▸ INSTRUCTIONS TO FOLLOW
Select, from the material below, each line with "this" in it.

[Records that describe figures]
'''
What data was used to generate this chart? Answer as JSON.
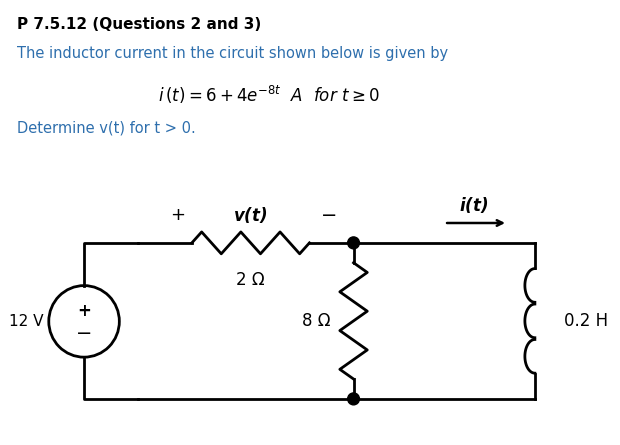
{
  "title": "P 7.5.12 (Questions 2 and 3)",
  "title_color": "#000000",
  "line1": "The inductor current in the circuit shown below is given by",
  "line1_color": "#2e6fad",
  "line3": "Determine v(t) for t > 0.",
  "line3_color": "#2e6fad",
  "bg_color": "#ffffff",
  "r1_label": "2 Ω",
  "r2_label": "8 Ω",
  "l_label": "0.2 H",
  "vs_label": "12 V"
}
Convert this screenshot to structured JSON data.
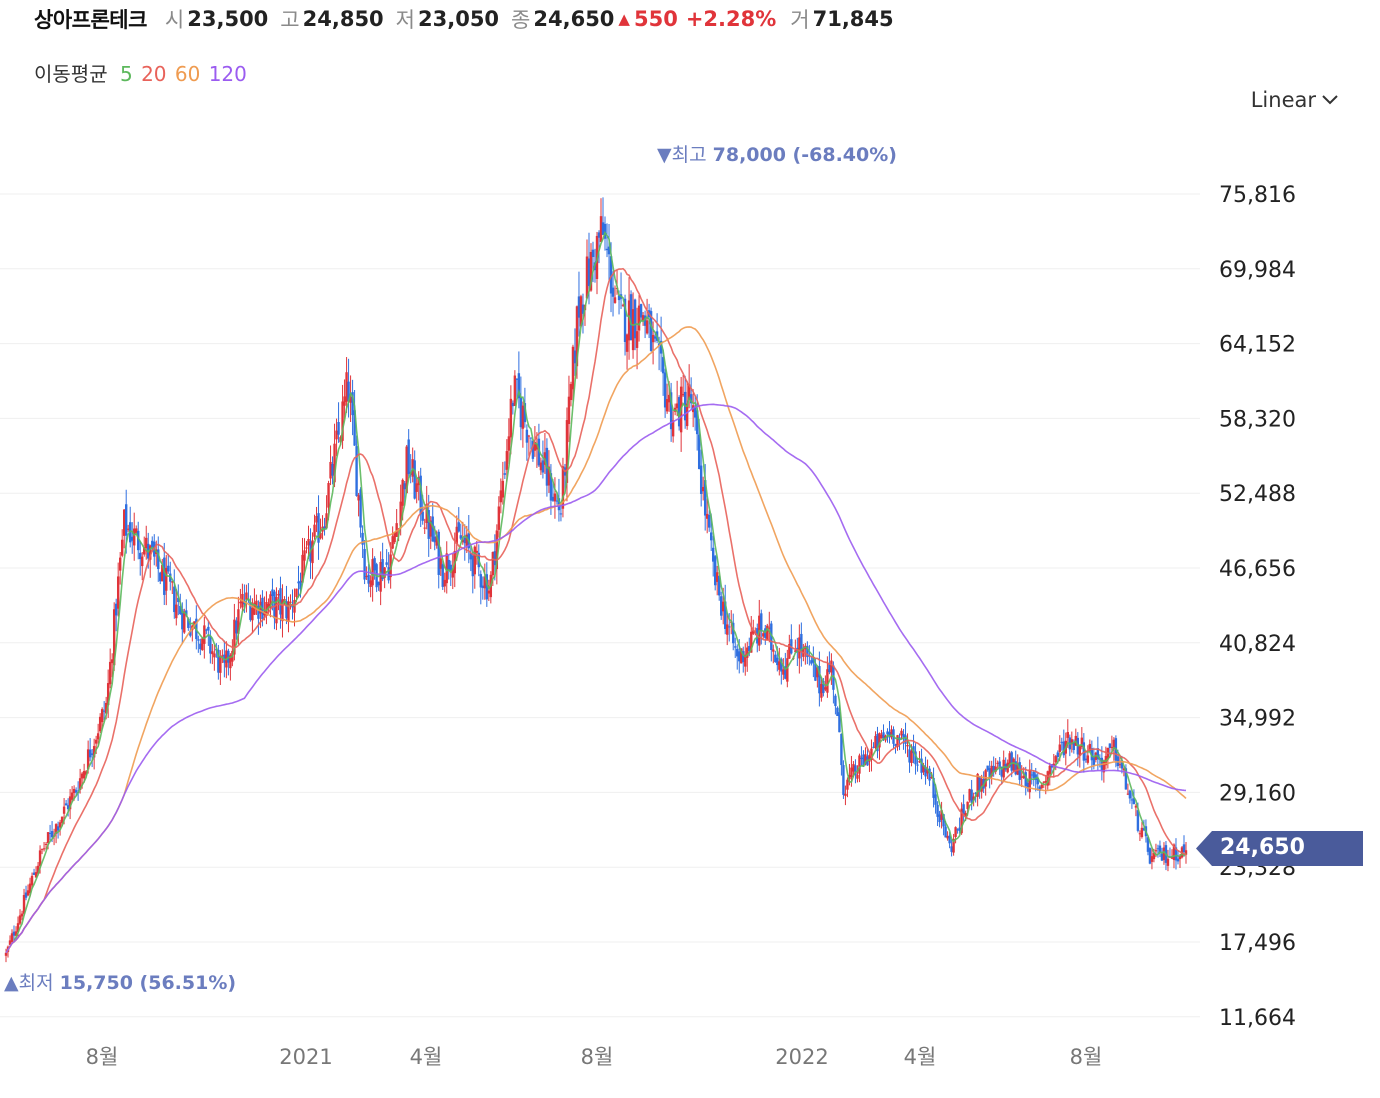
{
  "header": {
    "stock_name": "상아프론테크",
    "open_label": "시",
    "open": "23,500",
    "high_label": "고",
    "high": "24,850",
    "low_label": "저",
    "low": "23,050",
    "close_label": "종",
    "close": "24,650",
    "change": "550",
    "change_pct": "+2.28%",
    "volume_label": "거",
    "volume": "71,845"
  },
  "ma_legend": {
    "label": "이동평균",
    "periods": [
      "5",
      "20",
      "60",
      "120"
    ],
    "colors": [
      "#5cb85c",
      "#e8625a",
      "#ef9b50",
      "#9b5cf0"
    ]
  },
  "scale_selector": {
    "label": "Linear"
  },
  "current_price_tag": "24,650",
  "annotations": {
    "high_text": "최고",
    "high_value": "78,000 (-68.40%)",
    "low_text": "최저",
    "low_value": "15,750 (56.51%)"
  },
  "colors": {
    "up": "#e0343a",
    "down": "#2f6fe0",
    "annotation": "#6b7dbf",
    "price_tag": "#4a5b9b"
  },
  "chart_data": {
    "type": "candlestick",
    "y_ticks": [
      11664,
      17496,
      23328,
      29160,
      34992,
      40824,
      46656,
      52488,
      58320,
      64152,
      69984,
      75816
    ],
    "y_tick_labels": [
      "11,664",
      "17,496",
      "23,328",
      "29,160",
      "34,992",
      "40,824",
      "46,656",
      "52,488",
      "58,320",
      "64,152",
      "69,984",
      "75,816"
    ],
    "x_tick_labels": [
      "8월",
      "2021",
      "4월",
      "8월",
      "2022",
      "4월",
      "8월"
    ],
    "ylim": [
      11664,
      78000
    ],
    "price_path_t": [
      0,
      0.03,
      0.06,
      0.085,
      0.1,
      0.12,
      0.15,
      0.17,
      0.185,
      0.2,
      0.24,
      0.27,
      0.29,
      0.305,
      0.325,
      0.34,
      0.37,
      0.385,
      0.41,
      0.43,
      0.47,
      0.485,
      0.505,
      0.52,
      0.54,
      0.565,
      0.58,
      0.6,
      0.62,
      0.64,
      0.66,
      0.67,
      0.69,
      0.7,
      0.71,
      0.73,
      0.75,
      0.78,
      0.8,
      0.82,
      0.85,
      0.875,
      0.9,
      0.93,
      0.94,
      0.955,
      0.97,
      1.0
    ],
    "price_path_v": [
      16500,
      24500,
      29500,
      36000,
      50000,
      48000,
      43000,
      41000,
      38500,
      44000,
      43500,
      51000,
      61000,
      46000,
      47000,
      55000,
      46500,
      49000,
      45000,
      60500,
      51000,
      67000,
      73000,
      66000,
      66500,
      58500,
      60000,
      46000,
      39500,
      42000,
      39000,
      41000,
      37500,
      39000,
      29500,
      32000,
      34000,
      31000,
      24800,
      29500,
      31500,
      29500,
      33500,
      31500,
      32500,
      28000,
      24000,
      24650
    ],
    "ma_params": {
      "5": 5,
      "20": 20,
      "60": 60,
      "120": 120
    },
    "high_point": {
      "value": 78000
    },
    "low_point": {
      "value": 15750
    },
    "last_close": 24650
  }
}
'''
▸ REPLY TO THE EXERCISE
What data was used to generate this chart? Answer as JSON.
Convert this screenshot to structured JSON data.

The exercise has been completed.